## TASK TO COMPLETE
Pull out all lines from the listing below in which the word "time" appears.

(Stored data)
***

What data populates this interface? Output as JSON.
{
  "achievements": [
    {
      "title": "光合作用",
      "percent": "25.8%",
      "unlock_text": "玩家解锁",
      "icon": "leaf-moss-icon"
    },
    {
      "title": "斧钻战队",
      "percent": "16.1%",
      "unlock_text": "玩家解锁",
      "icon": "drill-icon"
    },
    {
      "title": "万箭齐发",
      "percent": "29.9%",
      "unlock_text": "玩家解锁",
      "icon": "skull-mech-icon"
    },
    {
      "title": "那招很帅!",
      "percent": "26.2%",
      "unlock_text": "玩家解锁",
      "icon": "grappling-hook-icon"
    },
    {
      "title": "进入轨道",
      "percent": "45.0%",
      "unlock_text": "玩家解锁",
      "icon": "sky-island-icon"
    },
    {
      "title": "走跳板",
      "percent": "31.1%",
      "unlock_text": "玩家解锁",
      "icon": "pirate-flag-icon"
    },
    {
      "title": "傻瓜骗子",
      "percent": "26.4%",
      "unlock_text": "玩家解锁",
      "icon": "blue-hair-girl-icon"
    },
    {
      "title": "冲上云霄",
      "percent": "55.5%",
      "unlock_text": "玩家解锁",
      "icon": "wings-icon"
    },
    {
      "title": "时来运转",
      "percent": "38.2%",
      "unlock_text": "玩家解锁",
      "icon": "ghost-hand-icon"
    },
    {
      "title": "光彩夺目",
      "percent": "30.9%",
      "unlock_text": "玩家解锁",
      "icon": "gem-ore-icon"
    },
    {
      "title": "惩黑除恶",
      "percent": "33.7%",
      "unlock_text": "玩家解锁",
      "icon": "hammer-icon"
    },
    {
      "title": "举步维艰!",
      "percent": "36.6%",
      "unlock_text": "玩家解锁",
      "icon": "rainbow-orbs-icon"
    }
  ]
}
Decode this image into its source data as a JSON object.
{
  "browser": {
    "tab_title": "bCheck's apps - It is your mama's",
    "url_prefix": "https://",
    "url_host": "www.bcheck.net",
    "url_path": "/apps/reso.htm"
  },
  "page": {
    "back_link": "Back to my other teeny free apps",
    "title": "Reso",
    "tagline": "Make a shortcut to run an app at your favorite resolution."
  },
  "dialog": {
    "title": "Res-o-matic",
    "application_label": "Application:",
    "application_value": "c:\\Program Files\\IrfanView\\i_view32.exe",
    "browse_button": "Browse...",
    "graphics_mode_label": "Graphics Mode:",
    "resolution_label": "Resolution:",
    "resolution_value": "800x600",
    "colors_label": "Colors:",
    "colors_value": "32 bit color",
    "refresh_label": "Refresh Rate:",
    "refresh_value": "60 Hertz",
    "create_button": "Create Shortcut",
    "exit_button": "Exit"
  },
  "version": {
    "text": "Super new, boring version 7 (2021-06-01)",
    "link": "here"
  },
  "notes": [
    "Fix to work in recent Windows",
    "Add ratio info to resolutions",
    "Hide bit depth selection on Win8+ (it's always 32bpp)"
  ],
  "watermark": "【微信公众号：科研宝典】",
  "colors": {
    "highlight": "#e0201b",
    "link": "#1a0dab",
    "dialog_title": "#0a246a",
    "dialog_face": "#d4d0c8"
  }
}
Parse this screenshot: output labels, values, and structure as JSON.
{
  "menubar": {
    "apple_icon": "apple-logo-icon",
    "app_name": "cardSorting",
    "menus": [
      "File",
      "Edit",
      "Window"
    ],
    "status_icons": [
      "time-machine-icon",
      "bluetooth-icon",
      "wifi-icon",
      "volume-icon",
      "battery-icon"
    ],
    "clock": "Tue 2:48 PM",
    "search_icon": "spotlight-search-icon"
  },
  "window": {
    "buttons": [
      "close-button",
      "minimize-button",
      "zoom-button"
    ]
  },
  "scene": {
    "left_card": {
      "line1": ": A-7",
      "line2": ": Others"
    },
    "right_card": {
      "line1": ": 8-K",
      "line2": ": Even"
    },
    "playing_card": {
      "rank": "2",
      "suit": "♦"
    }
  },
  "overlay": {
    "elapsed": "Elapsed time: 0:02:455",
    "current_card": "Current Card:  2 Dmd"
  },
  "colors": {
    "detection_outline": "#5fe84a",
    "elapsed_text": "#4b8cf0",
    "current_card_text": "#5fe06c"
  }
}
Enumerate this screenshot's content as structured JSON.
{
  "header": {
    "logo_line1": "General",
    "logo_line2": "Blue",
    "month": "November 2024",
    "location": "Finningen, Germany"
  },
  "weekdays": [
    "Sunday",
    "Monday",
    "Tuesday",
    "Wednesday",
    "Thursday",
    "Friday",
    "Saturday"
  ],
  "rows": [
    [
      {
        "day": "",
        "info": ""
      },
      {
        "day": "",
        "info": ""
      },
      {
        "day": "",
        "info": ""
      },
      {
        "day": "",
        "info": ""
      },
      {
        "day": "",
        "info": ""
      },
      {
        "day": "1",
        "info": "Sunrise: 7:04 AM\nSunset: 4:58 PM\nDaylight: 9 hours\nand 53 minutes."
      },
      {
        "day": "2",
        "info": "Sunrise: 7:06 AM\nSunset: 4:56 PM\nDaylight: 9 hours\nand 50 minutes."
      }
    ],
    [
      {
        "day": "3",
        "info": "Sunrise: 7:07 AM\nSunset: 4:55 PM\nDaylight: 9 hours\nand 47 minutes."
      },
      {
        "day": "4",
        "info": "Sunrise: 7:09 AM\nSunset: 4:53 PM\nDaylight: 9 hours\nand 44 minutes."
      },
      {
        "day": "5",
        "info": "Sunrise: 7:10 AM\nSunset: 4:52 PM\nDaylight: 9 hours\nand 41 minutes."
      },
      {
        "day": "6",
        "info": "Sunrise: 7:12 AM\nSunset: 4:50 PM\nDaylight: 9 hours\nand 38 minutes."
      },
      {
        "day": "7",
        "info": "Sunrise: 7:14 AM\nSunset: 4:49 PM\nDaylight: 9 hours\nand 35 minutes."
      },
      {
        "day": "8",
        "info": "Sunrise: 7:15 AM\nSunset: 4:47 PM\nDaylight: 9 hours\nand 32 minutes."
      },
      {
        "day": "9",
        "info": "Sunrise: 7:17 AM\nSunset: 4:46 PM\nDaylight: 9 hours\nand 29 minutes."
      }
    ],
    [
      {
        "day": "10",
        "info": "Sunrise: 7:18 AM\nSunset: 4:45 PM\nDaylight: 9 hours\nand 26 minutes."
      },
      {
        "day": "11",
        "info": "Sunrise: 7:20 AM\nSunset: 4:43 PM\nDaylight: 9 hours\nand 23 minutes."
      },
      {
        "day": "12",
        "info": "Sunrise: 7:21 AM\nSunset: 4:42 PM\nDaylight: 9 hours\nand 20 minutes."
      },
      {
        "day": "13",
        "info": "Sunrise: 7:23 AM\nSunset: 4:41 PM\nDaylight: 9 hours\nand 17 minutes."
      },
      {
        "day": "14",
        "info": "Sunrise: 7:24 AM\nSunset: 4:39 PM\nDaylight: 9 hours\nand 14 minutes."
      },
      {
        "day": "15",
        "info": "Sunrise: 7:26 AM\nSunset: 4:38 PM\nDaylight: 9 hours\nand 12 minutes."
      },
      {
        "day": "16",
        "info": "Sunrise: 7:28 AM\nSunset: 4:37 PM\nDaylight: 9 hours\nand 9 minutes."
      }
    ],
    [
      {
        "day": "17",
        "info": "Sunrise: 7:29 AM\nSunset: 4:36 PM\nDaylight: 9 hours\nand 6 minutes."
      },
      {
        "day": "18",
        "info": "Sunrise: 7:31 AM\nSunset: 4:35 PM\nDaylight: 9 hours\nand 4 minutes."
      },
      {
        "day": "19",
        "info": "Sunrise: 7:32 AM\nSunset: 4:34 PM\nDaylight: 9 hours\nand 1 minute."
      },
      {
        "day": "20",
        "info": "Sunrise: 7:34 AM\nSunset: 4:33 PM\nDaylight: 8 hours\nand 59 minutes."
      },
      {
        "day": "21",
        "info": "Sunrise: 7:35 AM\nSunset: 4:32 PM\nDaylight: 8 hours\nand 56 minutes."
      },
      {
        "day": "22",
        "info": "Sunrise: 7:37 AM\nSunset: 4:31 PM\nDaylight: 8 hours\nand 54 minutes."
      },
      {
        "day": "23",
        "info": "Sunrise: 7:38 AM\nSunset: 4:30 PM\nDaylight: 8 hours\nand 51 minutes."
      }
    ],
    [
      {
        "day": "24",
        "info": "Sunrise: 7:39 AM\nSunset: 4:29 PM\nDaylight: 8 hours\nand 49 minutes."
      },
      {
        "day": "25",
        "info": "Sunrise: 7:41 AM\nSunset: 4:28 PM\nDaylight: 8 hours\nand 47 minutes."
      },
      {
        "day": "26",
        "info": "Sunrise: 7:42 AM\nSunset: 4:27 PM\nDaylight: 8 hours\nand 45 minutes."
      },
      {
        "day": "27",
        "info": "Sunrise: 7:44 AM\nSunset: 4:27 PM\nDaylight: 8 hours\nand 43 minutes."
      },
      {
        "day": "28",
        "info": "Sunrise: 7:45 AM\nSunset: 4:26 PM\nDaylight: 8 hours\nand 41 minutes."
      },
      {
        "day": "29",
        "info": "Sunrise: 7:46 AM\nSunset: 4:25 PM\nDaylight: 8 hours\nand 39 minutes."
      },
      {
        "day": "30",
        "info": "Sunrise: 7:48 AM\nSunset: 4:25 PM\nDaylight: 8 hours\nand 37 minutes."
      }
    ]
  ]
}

***

## EXERCISE SOLUTION
      "time-machine-icon",
    "elapsed": "Elapsed time: 0:02:455",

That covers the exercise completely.